◆ Given problem
In the data below, find each line containing the string "Meat" and return it.

Collected data
/---

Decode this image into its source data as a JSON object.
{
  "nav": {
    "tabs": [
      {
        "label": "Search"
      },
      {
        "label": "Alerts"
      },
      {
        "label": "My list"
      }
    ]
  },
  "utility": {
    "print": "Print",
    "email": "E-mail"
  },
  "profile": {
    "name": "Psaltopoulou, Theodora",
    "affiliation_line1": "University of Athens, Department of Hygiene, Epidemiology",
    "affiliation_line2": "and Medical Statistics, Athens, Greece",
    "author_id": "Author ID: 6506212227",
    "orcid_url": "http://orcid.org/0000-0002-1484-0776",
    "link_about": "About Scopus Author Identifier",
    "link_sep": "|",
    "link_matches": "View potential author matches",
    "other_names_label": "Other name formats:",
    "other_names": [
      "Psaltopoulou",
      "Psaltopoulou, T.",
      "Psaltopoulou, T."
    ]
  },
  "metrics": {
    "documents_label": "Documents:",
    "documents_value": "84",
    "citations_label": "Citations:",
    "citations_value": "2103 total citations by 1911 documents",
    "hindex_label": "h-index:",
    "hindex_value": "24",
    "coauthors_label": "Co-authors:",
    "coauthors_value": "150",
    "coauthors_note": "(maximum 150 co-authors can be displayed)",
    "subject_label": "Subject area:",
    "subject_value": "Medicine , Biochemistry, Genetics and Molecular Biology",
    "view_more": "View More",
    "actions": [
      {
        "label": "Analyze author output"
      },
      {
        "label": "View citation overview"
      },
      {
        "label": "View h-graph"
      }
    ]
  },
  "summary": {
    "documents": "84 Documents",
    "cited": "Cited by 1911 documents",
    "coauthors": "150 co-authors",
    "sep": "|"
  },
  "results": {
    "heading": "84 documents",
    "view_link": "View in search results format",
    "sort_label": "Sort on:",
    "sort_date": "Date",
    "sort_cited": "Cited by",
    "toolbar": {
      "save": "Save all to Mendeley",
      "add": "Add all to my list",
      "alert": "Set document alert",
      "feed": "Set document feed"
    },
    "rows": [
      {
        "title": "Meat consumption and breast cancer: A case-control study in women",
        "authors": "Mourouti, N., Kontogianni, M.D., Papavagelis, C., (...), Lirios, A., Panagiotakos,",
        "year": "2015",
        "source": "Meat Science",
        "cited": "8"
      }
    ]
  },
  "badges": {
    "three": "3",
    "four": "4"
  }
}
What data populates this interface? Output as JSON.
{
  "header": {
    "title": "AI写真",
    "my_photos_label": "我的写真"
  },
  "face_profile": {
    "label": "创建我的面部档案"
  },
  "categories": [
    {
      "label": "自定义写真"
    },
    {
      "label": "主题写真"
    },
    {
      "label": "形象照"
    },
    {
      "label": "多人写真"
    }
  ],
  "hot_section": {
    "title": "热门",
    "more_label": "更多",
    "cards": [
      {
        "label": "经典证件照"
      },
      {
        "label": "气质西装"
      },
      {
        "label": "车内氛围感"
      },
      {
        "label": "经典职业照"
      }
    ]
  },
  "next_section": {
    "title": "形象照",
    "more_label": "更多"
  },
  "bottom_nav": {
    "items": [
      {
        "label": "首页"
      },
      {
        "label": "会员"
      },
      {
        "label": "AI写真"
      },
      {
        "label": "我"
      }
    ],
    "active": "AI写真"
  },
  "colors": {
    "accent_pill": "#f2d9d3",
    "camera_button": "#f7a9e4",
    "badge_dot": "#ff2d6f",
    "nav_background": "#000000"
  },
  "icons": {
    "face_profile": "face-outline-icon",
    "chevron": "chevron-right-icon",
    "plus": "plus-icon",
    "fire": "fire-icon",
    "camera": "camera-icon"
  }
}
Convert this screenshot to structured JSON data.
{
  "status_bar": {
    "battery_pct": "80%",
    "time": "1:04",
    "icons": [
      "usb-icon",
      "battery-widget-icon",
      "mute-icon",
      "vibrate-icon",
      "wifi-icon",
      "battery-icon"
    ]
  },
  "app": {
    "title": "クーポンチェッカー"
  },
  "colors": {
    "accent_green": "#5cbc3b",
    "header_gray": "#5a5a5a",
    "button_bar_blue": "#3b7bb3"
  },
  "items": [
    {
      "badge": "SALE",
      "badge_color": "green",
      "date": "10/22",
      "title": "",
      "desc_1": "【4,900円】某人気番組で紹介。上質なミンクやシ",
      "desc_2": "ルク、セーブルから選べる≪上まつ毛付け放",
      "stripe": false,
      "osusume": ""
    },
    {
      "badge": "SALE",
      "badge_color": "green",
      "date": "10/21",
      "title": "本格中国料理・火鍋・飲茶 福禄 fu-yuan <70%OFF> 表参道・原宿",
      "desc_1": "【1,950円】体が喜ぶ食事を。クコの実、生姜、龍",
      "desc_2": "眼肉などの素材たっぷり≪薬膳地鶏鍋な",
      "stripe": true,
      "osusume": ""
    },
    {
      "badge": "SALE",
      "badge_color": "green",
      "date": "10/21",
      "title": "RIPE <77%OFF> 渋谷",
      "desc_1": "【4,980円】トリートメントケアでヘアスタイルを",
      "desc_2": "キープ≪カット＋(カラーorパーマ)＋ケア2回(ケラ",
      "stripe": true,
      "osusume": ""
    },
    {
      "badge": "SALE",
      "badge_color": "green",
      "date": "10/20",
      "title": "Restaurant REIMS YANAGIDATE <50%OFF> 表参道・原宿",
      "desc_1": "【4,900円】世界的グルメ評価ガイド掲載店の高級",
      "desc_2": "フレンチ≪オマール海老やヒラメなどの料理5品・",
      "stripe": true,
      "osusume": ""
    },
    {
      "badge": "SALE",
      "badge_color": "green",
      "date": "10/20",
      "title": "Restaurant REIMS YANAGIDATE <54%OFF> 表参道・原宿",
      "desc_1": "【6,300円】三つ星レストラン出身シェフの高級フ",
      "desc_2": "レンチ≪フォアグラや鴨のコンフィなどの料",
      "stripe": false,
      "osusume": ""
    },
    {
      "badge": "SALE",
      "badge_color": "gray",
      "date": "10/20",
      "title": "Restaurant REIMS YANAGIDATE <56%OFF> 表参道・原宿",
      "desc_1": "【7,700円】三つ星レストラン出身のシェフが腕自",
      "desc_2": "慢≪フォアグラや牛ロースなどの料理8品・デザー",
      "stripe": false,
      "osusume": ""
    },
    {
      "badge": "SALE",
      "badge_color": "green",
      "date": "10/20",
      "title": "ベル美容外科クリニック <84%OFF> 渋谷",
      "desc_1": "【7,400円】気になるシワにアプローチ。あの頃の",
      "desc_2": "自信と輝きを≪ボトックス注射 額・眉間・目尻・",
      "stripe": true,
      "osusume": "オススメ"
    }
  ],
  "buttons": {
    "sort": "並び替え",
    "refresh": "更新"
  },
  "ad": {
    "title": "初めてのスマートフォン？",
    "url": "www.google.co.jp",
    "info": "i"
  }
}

\---

◆ Exercise response
        "title": "Meat consumption and breast cancer: A case-control study in women",
        "source": "Meat Science",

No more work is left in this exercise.